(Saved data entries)
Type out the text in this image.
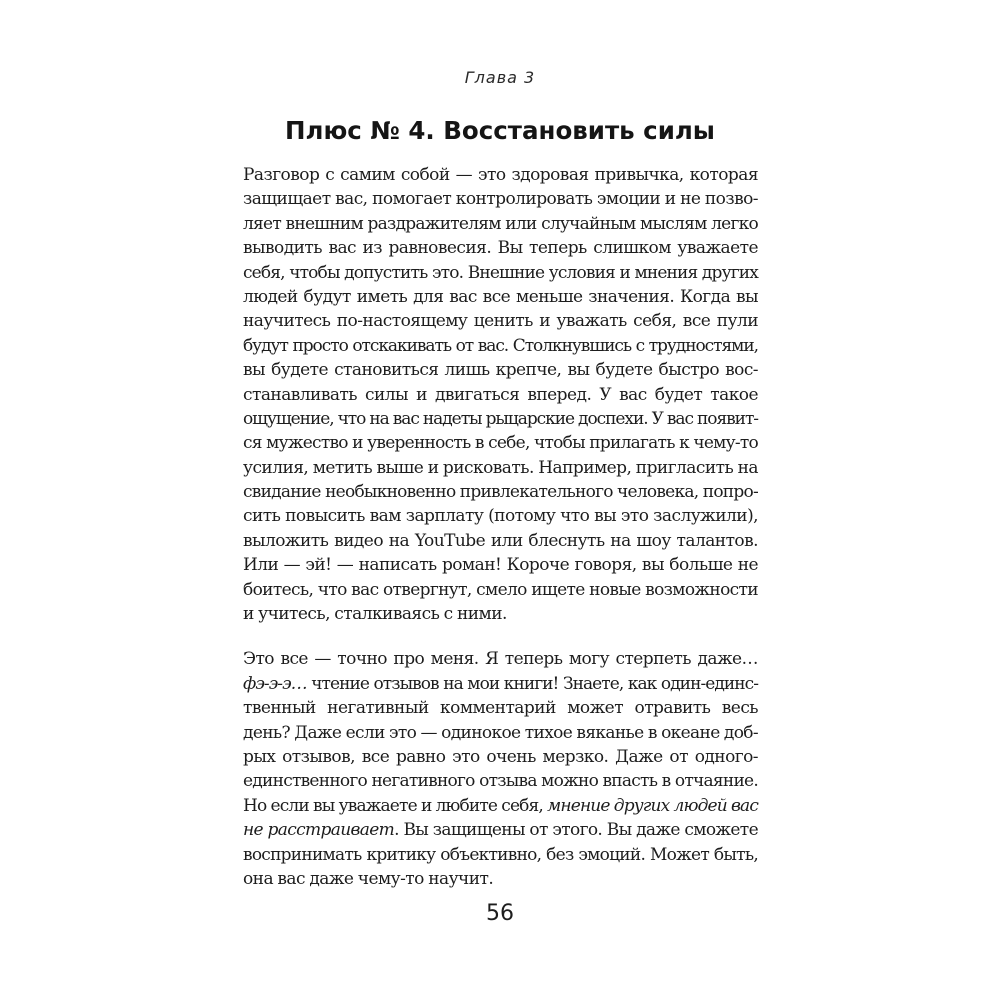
Глава 3
Плюс № 4. Восстановить силы
Разговор с самим собой — это здоровая привычка, которая
защищает вас, помогает контролировать эмоции и не позво-
ляет внешним раздражителям или случайным мыслям легко
выводить вас из равновесия. Вы теперь слишком уважаете
себя, чтобы допустить это. Внешние условия и мнения других
людей будут иметь для вас все меньше значения. Когда вы
научитесь по-настоящему ценить и уважать себя, все пули
будут просто отскакивать от вас. Столкнувшись с трудностями,
вы будете становиться лишь крепче, вы будете быстро вос-
станавливать силы и двигаться вперед. У вас будет такое
ощущение, что на вас надеты рыцарские доспехи. У вас появит-
ся мужество и уверенность в себе, чтобы прилагать к чему-то
усилия, метить выше и рисковать. Например, пригласить на
свидание необыкновенно привлекательного человека, попро-
сить повысить вам зарплату (потому что вы это заслужили),
выложить видео на YouTube или блеснуть на шоу талантов.
Или — эй! — написать роман! Короче говоря, вы больше не
боитесь, что вас отвергнут, смело ищете новые возможности
и учитесь, сталкиваясь с ними.
Это все — точно про меня. Я теперь могу стерпеть даже…
фэ-э-э… чтение отзывов на мои книги! Знаете, как один-единс-
твенный негативный комментарий может отравить весь
день? Даже если это — одинокое тихое вяканье в океане доб-
рых отзывов, все равно это очень мерзко. Даже от одного-
единственного негативного отзыва можно впасть в отчаяние.
Но если вы уважаете и любите себя, мнение других людей вас
не расстраивает. Вы защищены от этого. Вы даже сможете
воспринимать критику объективно, без эмоций. Может быть,
она вас даже чему-то научит.
56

* [Work to do] Count how many lines contain "теперь" and give only that count.

* [Result] 2